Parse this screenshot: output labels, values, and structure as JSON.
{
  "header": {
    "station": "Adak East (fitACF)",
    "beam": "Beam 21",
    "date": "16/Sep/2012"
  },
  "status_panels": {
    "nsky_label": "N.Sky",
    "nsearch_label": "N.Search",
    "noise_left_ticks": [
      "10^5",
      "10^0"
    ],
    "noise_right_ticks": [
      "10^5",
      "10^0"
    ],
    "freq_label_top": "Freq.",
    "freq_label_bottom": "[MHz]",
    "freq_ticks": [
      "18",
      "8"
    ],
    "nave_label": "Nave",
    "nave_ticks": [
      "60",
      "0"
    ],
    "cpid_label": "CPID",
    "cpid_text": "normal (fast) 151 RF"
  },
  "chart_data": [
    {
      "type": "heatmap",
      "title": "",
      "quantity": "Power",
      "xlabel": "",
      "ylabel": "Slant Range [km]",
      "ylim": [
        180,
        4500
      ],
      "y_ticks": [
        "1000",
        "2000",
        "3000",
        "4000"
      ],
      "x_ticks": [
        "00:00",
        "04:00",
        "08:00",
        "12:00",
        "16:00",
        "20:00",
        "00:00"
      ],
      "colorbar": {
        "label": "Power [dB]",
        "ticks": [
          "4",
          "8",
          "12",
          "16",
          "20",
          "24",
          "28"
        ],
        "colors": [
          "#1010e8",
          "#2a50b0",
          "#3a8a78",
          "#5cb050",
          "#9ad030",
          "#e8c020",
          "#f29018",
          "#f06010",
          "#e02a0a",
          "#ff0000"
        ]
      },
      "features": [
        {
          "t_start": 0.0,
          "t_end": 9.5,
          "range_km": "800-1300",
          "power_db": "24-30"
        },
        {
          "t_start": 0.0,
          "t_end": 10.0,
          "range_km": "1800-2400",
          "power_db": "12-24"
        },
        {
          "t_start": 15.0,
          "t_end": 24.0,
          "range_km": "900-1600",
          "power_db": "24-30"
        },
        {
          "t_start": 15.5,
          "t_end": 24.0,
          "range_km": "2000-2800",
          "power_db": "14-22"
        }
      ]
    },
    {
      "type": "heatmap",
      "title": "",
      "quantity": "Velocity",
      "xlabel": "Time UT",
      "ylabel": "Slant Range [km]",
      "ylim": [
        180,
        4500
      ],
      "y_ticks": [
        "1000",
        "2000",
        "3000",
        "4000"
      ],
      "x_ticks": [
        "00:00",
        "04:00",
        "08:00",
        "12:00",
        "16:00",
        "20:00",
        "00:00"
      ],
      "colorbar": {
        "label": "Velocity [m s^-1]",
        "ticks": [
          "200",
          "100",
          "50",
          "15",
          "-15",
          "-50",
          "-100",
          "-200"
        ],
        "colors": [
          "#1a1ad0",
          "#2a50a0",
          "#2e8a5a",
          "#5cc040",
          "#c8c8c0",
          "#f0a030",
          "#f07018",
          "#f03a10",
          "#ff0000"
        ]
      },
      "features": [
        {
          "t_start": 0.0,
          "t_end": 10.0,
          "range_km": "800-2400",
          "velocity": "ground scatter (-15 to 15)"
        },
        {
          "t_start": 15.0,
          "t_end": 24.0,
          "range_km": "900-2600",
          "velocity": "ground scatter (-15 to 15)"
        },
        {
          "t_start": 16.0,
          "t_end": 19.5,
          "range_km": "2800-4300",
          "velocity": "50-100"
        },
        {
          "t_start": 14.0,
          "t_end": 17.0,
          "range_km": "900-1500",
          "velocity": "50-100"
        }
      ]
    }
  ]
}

+++

Print all the data exactly.

Parse this screenshot: output labels, values, and structure as JSON.
{
  "header": {
    "station": "Adak East (fitACF)",
    "beam": "Beam 21",
    "date": "16/Sep/2012"
  },
  "status_panels": {
    "nsky_label": "N.Sky",
    "nsearch_label": "N.Search",
    "noise_left_ticks": [
      "10^5",
      "10^0"
    ],
    "noise_right_ticks": [
      "10^5",
      "10^0"
    ],
    "freq_label_top": "Freq.",
    "freq_label_bottom": "[MHz]",
    "freq_ticks": [
      "18",
      "8"
    ],
    "nave_label": "Nave",
    "nave_ticks": [
      "60",
      "0"
    ],
    "cpid_label": "CPID",
    "cpid_text": "normal (fast) 151 RF"
  },
  "chart_data": [
    {
      "type": "heatmap",
      "title": "",
      "quantity": "Power",
      "xlabel": "",
      "ylabel": "Slant Range [km]",
      "ylim": [
        180,
        4500
      ],
      "y_ticks": [
        "1000",
        "2000",
        "3000",
        "4000"
      ],
      "x_ticks": [
        "00:00",
        "04:00",
        "08:00",
        "12:00",
        "16:00",
        "20:00",
        "00:00"
      ],
      "colorbar": {
        "label": "Power [dB]",
        "ticks": [
          "4",
          "8",
          "12",
          "16",
          "20",
          "24",
          "28"
        ],
        "colors": [
          "#1010e8",
          "#2a50b0",
          "#3a8a78",
          "#5cb050",
          "#9ad030",
          "#e8c020",
          "#f29018",
          "#f06010",
          "#e02a0a",
          "#ff0000"
        ]
      },
      "features": [
        {
          "t_start": 0.0,
          "t_end": 9.5,
          "range_km": "800-1300",
          "power_db": "24-30"
        },
        {
          "t_start": 0.0,
          "t_end": 10.0,
          "range_km": "1800-2400",
          "power_db": "12-24"
        },
        {
          "t_start": 15.0,
          "t_end": 24.0,
          "range_km": "900-1600",
          "power_db": "24-30"
        },
        {
          "t_start": 15.5,
          "t_end": 24.0,
          "range_km": "2000-2800",
          "power_db": "14-22"
        }
      ]
    },
    {
      "type": "heatmap",
      "title": "",
      "quantity": "Velocity",
      "xlabel": "Time UT",
      "ylabel": "Slant Range [km]",
      "ylim": [
        180,
        4500
      ],
      "y_ticks": [
        "1000",
        "2000",
        "3000",
        "4000"
      ],
      "x_ticks": [
        "00:00",
        "04:00",
        "08:00",
        "12:00",
        "16:00",
        "20:00",
        "00:00"
      ],
      "colorbar": {
        "label": "Velocity [m s^-1]",
        "ticks": [
          "200",
          "100",
          "50",
          "15",
          "-15",
          "-50",
          "-100",
          "-200"
        ],
        "colors": [
          "#1a1ad0",
          "#2a50a0",
          "#2e8a5a",
          "#5cc040",
          "#c8c8c0",
          "#f0a030",
          "#f07018",
          "#f03a10",
          "#ff0000"
        ]
      },
      "features": [
        {
          "t_start": 0.0,
          "t_end": 10.0,
          "range_km": "800-2400",
          "velocity": "ground scatter (-15 to 15)"
        },
        {
          "t_start": 15.0,
          "t_end": 24.0,
          "range_km": "900-2600",
          "velocity": "ground scatter (-15 to 15)"
        },
        {
          "t_start": 16.0,
          "t_end": 19.5,
          "range_km": "2800-4300",
          "velocity": "50-100"
        },
        {
          "t_start": 14.0,
          "t_end": 17.0,
          "range_km": "900-1500",
          "velocity": "50-100"
        }
      ]
    }
  ]
}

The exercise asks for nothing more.